● RECORD EXCERPTS:
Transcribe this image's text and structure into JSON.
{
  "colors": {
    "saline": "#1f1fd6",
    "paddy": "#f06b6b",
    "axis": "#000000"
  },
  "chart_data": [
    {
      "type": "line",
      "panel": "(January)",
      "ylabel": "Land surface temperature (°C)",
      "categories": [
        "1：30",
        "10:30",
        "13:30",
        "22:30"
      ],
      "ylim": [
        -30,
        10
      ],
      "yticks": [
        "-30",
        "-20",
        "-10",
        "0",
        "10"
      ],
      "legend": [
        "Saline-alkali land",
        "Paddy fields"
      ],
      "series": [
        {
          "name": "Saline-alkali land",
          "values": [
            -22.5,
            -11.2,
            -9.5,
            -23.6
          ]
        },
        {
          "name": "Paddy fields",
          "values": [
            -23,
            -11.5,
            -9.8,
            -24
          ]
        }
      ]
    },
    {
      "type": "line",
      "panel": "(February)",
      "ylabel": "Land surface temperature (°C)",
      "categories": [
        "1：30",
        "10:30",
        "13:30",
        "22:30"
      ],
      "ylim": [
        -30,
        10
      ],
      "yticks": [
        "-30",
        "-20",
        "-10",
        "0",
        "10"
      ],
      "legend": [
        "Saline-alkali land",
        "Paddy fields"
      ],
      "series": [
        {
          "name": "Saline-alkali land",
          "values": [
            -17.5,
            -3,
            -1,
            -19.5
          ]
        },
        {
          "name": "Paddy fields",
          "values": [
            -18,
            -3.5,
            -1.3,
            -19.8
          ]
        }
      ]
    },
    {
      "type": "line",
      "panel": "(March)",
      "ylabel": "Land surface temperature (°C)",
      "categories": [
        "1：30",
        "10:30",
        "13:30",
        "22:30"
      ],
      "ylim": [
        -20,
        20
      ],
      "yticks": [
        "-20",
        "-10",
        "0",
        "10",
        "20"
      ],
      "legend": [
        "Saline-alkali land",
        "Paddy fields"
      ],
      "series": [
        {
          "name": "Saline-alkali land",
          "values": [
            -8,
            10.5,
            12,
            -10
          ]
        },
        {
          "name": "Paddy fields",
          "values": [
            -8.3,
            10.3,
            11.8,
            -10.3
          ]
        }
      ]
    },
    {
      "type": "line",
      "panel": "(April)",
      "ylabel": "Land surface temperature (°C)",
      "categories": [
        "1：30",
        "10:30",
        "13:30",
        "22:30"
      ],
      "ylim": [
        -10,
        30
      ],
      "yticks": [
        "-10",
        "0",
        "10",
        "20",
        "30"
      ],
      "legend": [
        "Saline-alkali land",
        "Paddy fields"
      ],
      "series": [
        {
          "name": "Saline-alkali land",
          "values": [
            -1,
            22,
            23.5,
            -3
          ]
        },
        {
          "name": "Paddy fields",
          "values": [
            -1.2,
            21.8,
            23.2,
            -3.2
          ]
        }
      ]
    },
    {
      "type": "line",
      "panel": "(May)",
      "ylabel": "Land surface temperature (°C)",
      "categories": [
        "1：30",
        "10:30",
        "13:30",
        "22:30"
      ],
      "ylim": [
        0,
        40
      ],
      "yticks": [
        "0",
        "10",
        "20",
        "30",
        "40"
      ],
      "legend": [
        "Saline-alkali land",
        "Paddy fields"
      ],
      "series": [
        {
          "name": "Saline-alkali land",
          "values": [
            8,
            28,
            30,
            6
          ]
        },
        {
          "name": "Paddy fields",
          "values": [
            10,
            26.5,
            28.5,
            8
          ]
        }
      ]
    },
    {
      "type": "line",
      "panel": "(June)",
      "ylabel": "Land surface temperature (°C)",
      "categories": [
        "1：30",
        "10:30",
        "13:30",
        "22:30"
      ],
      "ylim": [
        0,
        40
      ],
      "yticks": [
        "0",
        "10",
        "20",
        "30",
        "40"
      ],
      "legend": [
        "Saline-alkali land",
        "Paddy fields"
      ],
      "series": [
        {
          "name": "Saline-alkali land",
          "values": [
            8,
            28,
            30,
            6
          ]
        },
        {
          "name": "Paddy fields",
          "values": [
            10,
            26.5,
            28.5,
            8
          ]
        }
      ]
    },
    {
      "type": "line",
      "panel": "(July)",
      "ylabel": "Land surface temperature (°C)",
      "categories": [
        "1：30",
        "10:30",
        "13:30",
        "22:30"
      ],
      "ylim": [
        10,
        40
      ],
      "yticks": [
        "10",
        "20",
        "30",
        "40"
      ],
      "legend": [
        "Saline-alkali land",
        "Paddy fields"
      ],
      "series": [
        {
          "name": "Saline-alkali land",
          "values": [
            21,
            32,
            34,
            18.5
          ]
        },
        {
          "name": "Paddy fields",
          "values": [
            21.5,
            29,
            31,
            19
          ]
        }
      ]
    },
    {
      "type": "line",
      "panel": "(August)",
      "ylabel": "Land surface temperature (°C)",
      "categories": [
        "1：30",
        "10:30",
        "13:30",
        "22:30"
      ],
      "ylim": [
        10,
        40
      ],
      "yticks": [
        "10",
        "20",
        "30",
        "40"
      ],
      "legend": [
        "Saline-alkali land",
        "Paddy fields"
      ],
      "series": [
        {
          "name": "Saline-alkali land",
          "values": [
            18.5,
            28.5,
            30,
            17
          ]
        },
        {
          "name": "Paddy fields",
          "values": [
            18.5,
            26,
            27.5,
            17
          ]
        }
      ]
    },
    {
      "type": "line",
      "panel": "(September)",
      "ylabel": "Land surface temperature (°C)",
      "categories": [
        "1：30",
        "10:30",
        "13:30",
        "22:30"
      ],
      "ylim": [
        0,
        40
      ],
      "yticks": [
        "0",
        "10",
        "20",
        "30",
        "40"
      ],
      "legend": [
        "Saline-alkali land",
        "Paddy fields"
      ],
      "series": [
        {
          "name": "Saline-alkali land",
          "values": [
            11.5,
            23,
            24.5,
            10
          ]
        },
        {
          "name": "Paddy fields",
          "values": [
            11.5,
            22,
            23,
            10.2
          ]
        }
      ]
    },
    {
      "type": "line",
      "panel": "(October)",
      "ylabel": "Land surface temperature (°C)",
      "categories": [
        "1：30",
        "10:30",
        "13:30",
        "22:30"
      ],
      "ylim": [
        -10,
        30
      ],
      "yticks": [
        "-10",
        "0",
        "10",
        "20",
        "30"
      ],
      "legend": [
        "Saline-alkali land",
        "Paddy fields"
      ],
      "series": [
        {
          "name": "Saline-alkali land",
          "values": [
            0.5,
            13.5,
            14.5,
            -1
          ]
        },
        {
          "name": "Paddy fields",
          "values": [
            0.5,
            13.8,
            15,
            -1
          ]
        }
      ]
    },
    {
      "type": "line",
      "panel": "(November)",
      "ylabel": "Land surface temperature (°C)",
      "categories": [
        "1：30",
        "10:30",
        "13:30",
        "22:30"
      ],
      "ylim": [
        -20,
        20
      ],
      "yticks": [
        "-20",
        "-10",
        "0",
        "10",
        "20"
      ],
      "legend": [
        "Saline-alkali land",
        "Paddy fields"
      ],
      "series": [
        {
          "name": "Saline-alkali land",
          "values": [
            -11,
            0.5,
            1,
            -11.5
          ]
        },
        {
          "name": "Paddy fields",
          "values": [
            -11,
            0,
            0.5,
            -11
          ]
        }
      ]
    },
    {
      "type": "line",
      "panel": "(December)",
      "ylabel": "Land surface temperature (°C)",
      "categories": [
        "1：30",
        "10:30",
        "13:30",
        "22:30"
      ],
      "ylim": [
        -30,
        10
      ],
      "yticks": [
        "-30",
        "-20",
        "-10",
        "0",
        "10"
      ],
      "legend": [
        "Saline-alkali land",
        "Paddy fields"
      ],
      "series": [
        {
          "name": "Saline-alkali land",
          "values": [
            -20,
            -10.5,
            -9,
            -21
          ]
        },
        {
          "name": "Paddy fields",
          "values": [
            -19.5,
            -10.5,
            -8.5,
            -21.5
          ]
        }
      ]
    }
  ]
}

● OBJECTIVE: Report the number of lines that include the string "panel"; return nothing but the count.

● EXPECTED ANSWER: 12